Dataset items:
▬▬▬▬▬▬▬▬▬▬
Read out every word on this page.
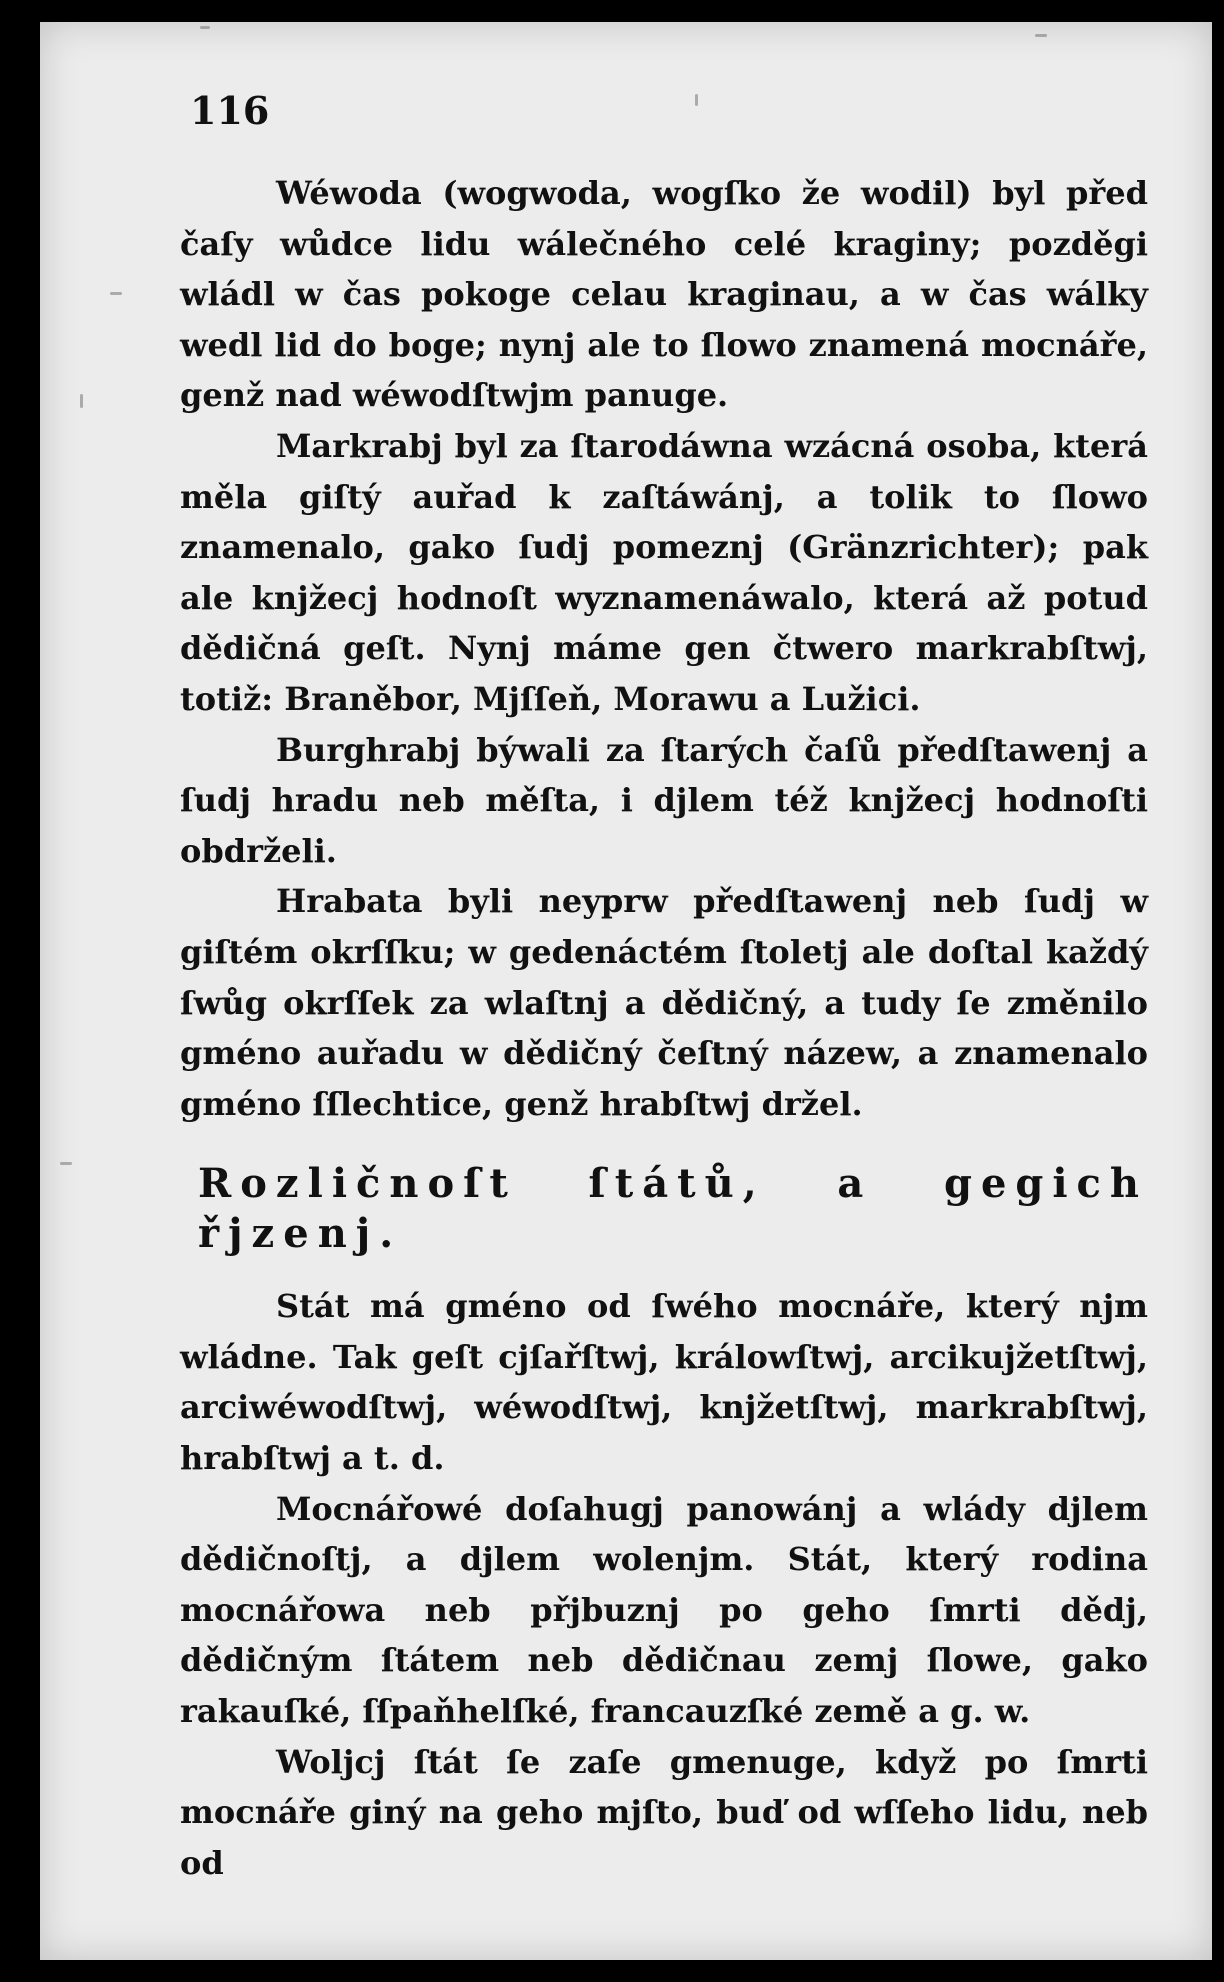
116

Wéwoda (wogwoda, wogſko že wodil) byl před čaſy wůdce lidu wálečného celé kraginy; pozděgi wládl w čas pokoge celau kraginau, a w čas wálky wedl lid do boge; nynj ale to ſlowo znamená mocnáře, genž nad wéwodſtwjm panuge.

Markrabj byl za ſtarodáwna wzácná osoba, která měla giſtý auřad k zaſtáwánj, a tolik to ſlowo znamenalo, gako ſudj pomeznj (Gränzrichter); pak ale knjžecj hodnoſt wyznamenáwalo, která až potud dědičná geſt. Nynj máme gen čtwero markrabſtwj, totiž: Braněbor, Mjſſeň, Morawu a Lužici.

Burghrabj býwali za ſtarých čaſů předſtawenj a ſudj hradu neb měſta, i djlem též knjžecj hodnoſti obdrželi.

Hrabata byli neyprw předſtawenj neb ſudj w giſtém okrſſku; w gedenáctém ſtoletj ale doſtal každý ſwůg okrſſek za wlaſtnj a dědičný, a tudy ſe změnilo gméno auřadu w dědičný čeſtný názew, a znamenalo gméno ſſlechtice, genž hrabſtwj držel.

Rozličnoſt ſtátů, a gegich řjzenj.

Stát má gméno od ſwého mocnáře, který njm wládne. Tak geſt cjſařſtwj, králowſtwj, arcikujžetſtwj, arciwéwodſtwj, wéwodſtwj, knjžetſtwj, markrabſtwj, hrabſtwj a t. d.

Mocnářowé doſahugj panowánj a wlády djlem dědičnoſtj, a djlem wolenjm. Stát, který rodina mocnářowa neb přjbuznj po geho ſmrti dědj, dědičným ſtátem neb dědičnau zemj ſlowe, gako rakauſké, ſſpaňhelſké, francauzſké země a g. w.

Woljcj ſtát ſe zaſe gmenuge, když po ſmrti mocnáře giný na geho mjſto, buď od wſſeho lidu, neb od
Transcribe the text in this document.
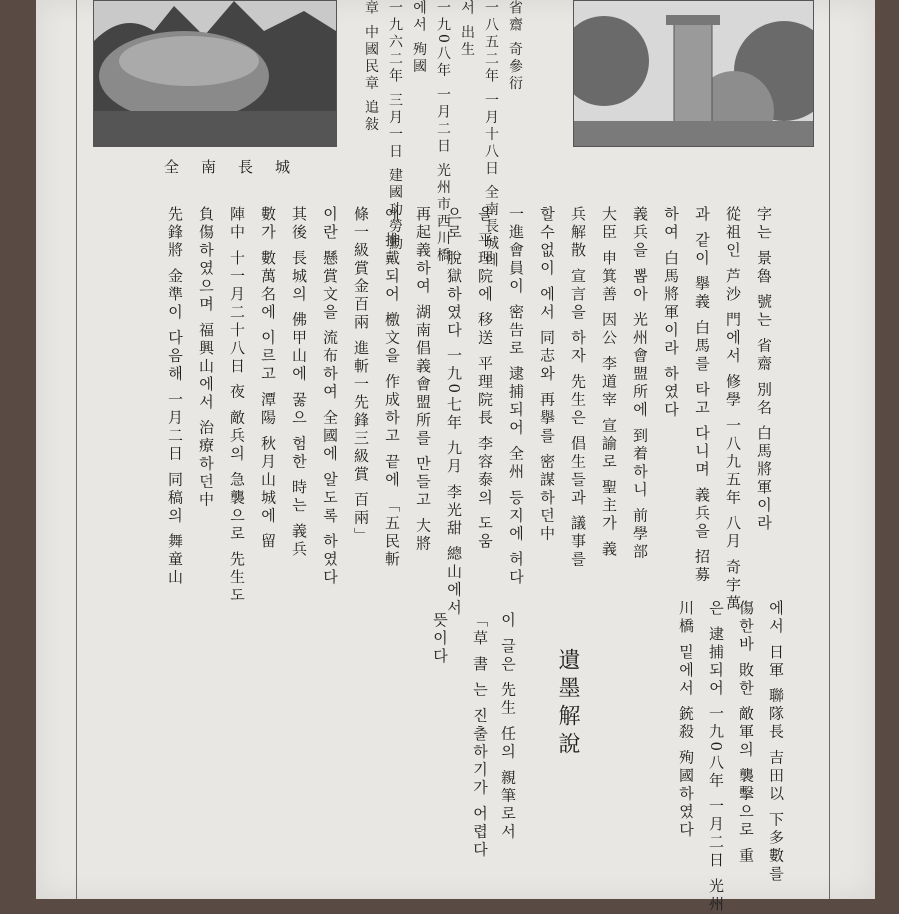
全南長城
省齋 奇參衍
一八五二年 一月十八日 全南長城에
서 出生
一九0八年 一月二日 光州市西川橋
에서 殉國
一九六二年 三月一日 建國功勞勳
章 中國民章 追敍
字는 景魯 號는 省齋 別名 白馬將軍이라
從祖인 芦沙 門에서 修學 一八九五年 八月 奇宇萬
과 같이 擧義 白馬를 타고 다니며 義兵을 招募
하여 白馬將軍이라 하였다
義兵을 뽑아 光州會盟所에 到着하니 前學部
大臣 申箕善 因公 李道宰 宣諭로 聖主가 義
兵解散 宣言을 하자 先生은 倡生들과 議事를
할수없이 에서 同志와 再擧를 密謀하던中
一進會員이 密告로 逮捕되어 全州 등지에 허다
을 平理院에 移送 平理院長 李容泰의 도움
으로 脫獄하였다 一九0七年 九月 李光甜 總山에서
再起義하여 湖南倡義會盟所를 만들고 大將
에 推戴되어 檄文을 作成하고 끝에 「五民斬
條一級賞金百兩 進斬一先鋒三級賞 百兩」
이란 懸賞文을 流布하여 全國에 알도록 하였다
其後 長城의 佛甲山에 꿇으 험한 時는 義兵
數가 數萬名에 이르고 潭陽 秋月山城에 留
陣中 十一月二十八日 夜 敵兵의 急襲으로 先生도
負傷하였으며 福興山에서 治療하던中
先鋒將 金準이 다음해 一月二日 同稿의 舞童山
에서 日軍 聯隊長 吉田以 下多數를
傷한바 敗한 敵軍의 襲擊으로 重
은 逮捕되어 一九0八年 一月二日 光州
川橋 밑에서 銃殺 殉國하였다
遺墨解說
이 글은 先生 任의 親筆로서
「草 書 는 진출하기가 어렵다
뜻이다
▬▬▬▬▬▬▬▬▬▬
**STATED TASK**. From the entries above, extract every line where the word "gméno" appears.

**SOLUTION FOR THIS TASK**.
Hrabata byli neyprw předſtawenj neb ſudj w giſtém okrſſku; w gedenáctém ſtoletj ale doſtal každý ſwůg okrſſek za wlaſtnj a dědičný, a tudy ſe změnilo gméno auřadu w dědičný čeſtný názew, a znamenalo gméno ſſlechtice, genž hrabſtwj držel.
Stát má gméno od ſwého mocnáře, který njm wládne. Tak geſt cjſařſtwj, králowſtwj, arcikujžetſtwj, arciwéwodſtwj, wéwodſtwj, knjžetſtwj, markrabſtwj, hrabſtwj a t. d.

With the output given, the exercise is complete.